- [SOURCE MATERIAL]:
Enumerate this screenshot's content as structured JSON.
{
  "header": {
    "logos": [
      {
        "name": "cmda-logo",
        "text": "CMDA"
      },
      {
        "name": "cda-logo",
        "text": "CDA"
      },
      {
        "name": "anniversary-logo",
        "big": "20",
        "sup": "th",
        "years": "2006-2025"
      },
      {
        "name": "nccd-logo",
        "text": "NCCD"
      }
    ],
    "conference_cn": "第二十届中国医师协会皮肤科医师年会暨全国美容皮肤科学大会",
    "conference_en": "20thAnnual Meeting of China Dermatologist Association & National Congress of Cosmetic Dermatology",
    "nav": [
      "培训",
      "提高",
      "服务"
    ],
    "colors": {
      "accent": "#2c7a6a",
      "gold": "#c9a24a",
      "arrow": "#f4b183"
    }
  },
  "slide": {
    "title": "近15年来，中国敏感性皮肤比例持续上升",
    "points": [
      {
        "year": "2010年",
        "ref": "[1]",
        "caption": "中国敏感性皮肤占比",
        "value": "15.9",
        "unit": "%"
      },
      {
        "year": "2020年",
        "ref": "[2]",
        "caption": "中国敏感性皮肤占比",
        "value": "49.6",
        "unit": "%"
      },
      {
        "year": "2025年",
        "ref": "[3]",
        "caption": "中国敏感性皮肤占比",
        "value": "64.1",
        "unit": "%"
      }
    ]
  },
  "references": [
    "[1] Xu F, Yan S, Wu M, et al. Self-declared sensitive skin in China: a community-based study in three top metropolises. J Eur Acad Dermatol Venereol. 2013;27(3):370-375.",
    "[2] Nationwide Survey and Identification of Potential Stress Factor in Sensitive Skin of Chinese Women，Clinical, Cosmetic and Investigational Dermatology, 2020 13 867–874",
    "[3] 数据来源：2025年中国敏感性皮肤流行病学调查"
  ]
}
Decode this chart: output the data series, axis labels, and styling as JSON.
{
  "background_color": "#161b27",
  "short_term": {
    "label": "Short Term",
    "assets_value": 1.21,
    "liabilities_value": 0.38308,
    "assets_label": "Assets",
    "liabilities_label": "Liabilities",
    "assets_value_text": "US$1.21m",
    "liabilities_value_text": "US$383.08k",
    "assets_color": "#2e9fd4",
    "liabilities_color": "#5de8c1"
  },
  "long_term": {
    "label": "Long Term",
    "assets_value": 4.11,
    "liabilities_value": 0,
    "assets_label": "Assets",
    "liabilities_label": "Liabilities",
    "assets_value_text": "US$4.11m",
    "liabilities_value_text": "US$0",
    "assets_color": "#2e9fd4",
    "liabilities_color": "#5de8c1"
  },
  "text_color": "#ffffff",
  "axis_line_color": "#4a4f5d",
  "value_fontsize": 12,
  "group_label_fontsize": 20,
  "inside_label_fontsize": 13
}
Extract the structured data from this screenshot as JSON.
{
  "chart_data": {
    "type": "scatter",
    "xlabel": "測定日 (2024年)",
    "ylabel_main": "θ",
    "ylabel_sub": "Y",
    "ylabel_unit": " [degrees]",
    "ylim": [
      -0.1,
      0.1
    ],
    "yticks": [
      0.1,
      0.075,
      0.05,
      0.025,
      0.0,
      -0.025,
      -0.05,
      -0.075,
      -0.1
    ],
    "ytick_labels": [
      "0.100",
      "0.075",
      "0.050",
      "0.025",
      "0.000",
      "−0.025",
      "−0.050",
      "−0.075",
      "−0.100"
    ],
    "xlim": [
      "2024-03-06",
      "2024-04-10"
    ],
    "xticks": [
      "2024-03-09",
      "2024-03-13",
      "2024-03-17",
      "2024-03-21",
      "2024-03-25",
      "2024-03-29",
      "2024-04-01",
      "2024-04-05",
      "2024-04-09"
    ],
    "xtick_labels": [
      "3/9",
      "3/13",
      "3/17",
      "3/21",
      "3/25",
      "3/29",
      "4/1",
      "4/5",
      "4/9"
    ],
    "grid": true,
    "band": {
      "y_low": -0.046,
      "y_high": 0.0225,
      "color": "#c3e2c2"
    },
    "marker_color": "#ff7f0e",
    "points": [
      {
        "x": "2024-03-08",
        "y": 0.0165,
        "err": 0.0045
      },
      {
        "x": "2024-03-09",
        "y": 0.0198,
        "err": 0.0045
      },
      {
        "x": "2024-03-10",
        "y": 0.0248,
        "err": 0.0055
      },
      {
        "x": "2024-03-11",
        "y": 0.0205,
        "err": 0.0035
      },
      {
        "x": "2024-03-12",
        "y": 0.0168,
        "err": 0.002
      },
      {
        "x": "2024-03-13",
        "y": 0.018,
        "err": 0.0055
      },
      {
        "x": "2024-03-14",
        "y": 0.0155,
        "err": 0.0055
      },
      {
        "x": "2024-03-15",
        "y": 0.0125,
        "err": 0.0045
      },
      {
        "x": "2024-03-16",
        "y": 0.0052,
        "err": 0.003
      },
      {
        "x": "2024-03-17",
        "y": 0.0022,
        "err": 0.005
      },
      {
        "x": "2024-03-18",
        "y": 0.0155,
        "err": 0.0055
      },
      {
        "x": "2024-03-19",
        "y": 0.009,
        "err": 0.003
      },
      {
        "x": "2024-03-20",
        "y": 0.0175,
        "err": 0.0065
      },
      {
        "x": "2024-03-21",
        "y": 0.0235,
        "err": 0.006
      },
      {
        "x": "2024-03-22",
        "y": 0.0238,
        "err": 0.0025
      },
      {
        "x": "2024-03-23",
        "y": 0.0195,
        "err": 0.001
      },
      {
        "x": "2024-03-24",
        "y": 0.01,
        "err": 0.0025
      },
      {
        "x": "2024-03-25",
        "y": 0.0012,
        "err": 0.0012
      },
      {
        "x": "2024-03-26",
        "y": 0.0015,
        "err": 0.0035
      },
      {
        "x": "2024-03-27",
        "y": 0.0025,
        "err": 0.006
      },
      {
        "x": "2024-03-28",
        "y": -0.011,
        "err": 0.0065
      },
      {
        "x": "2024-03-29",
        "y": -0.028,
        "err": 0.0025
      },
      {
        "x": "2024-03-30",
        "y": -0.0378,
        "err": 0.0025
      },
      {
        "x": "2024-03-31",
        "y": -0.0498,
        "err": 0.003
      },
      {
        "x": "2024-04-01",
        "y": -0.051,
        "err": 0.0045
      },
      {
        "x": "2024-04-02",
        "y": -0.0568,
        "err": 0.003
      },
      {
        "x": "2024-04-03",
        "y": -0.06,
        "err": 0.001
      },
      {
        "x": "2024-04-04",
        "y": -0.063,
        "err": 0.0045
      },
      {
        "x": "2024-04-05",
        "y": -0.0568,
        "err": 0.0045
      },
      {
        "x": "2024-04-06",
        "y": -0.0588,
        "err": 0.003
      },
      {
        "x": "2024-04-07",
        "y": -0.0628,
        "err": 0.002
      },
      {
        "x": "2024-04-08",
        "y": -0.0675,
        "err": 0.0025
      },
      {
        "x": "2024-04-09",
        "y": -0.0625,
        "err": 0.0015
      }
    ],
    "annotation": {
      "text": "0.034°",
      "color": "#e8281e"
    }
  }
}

- [WHAT THE TASK ASKS]:
Copy the material above verbatim.

- [REPLY TO THE TASK]:
Enumerate this screenshot's content as structured JSON.
{
  "header": {
    "logos": [
      {
        "name": "cmda-logo",
        "text": "CMDA"
      },
      {
        "name": "cda-logo",
        "text": "CDA"
      },
      {
        "name": "anniversary-logo",
        "big": "20",
        "sup": "th",
        "years": "2006-2025"
      },
      {
        "name": "nccd-logo",
        "text": "NCCD"
      }
    ],
    "conference_cn": "第二十届中国医师协会皮肤科医师年会暨全国美容皮肤科学大会",
    "conference_en": "20thAnnual Meeting of China Dermatologist Association & National Congress of Cosmetic Dermatology",
    "nav": [
      "培训",
      "提高",
      "服务"
    ],
    "colors": {
      "accent": "#2c7a6a",
      "gold": "#c9a24a",
      "arrow": "#f4b183"
    }
  },
  "slide": {
    "title": "近15年来，中国敏感性皮肤比例持续上升",
    "points": [
      {
        "year": "2010年",
        "ref": "[1]",
        "caption": "中国敏感性皮肤占比",
        "value": "15.9",
        "unit": "%"
      },
      {
        "year": "2020年",
        "ref": "[2]",
        "caption": "中国敏感性皮肤占比",
        "value": "49.6",
        "unit": "%"
      },
      {
        "year": "2025年",
        "ref": "[3]",
        "caption": "中国敏感性皮肤占比",
        "value": "64.1",
        "unit": "%"
      }
    ]
  },
  "references": [
    "[1] Xu F, Yan S, Wu M, et al. Self-declared sensitive skin in China: a community-based study in three top metropolises. J Eur Acad Dermatol Venereol. 2013;27(3):370-375.",
    "[2] Nationwide Survey and Identification of Potential Stress Factor in Sensitive Skin of Chinese Women，Clinical, Cosmetic and Investigational Dermatology, 2020 13 867–874",
    "[3] 数据来源：2025年中国敏感性皮肤流行病学调查"
  ]
}
Decode this chart: output the data series, axis labels, and styling as JSON.
{
  "background_color": "#161b27",
  "short_term": {
    "label": "Short Term",
    "assets_value": 1.21,
    "liabilities_value": 0.38308,
    "assets_label": "Assets",
    "liabilities_label": "Liabilities",
    "assets_value_text": "US$1.21m",
    "liabilities_value_text": "US$383.08k",
    "assets_color": "#2e9fd4",
    "liabilities_color": "#5de8c1"
  },
  "long_term": {
    "label": "Long Term",
    "assets_value": 4.11,
    "liabilities_value": 0,
    "assets_label": "Assets",
    "liabilities_label": "Liabilities",
    "assets_value_text": "US$4.11m",
    "liabilities_value_text": "US$0",
    "assets_color": "#2e9fd4",
    "liabilities_color": "#5de8c1"
  },
  "text_color": "#ffffff",
  "axis_line_color": "#4a4f5d",
  "value_fontsize": 12,
  "group_label_fontsize": 20,
  "inside_label_fontsize": 13
}
Extract the structured data from this screenshot as JSON.
{
  "chart_data": {
    "type": "scatter",
    "xlabel": "測定日 (2024年)",
    "ylabel_main": "θ",
    "ylabel_sub": "Y",
    "ylabel_unit": " [degrees]",
    "ylim": [
      -0.1,
      0.1
    ],
    "yticks": [
      0.1,
      0.075,
      0.05,
      0.025,
      0.0,
      -0.025,
      -0.05,
      -0.075,
      -0.1
    ],
    "ytick_labels": [
      "0.100",
      "0.075",
      "0.050",
      "0.025",
      "0.000",
      "−0.025",
      "−0.050",
      "−0.075",
      "−0.100"
    ],
    "xlim": [
      "2024-03-06",
      "2024-04-10"
    ],
    "xticks": [
      "2024-03-09",
      "2024-03-13",
      "2024-03-17",
      "2024-03-21",
      "2024-03-25",
      "2024-03-29",
      "2024-04-01",
      "2024-04-05",
      "2024-04-09"
    ],
    "xtick_labels": [
      "3/9",
      "3/13",
      "3/17",
      "3/21",
      "3/25",
      "3/29",
      "4/1",
      "4/5",
      "4/9"
    ],
    "grid": true,
    "band": {
      "y_low": -0.046,
      "y_high": 0.0225,
      "color": "#c3e2c2"
    },
    "marker_color": "#ff7f0e",
    "points": [
      {
        "x": "2024-03-08",
        "y": 0.0165,
        "err": 0.0045
      },
      {
        "x": "2024-03-09",
        "y": 0.0198,
        "err": 0.0045
      },
      {
        "x": "2024-03-10",
        "y": 0.0248,
        "err": 0.0055
      },
      {
        "x": "2024-03-11",
        "y": 0.0205,
        "err": 0.0035
      },
      {
        "x": "2024-03-12",
        "y": 0.0168,
        "err": 0.002
      },
      {
        "x": "2024-03-13",
        "y": 0.018,
        "err": 0.0055
      },
      {
        "x": "2024-03-14",
        "y": 0.0155,
        "err": 0.0055
      },
      {
        "x": "2024-03-15",
        "y": 0.0125,
        "err": 0.0045
      },
      {
        "x": "2024-03-16",
        "y": 0.0052,
        "err": 0.003
      },
      {
        "x": "2024-03-17",
        "y": 0.0022,
        "err": 0.005
      },
      {
        "x": "2024-03-18",
        "y": 0.0155,
        "err": 0.0055
      },
      {
        "x": "2024-03-19",
        "y": 0.009,
        "err": 0.003
      },
      {
        "x": "2024-03-20",
        "y": 0.0175,
        "err": 0.0065
      },
      {
        "x": "2024-03-21",
        "y": 0.0235,
        "err": 0.006
      },
      {
        "x": "2024-03-22",
        "y": 0.0238,
        "err": 0.0025
      },
      {
        "x": "2024-03-23",
        "y": 0.0195,
        "err": 0.001
      },
      {
        "x": "2024-03-24",
        "y": 0.01,
        "err": 0.0025
      },
      {
        "x": "2024-03-25",
        "y": 0.0012,
        "err": 0.0012
      },
      {
        "x": "2024-03-26",
        "y": 0.0015,
        "err": 0.0035
      },
      {
        "x": "2024-03-27",
        "y": 0.0025,
        "err": 0.006
      },
      {
        "x": "2024-03-28",
        "y": -0.011,
        "err": 0.0065
      },
      {
        "x": "2024-03-29",
        "y": -0.028,
        "err": 0.0025
      },
      {
        "x": "2024-03-30",
        "y": -0.0378,
        "err": 0.0025
      },
      {
        "x": "2024-03-31",
        "y": -0.0498,
        "err": 0.003
      },
      {
        "x": "2024-04-01",
        "y": -0.051,
        "err": 0.0045
      },
      {
        "x": "2024-04-02",
        "y": -0.0568,
        "err": 0.003
      },
      {
        "x": "2024-04-03",
        "y": -0.06,
        "err": 0.001
      },
      {
        "x": "2024-04-04",
        "y": -0.063,
        "err": 0.0045
      },
      {
        "x": "2024-04-05",
        "y": -0.0568,
        "err": 0.0045
      },
      {
        "x": "2024-04-06",
        "y": -0.0588,
        "err": 0.003
      },
      {
        "x": "2024-04-07",
        "y": -0.0628,
        "err": 0.002
      },
      {
        "x": "2024-04-08",
        "y": -0.0675,
        "err": 0.0025
      },
      {
        "x": "2024-04-09",
        "y": -0.0625,
        "err": 0.0015
      }
    ],
    "annotation": {
      "text": "0.034°",
      "color": "#e8281e"
    }
  }
}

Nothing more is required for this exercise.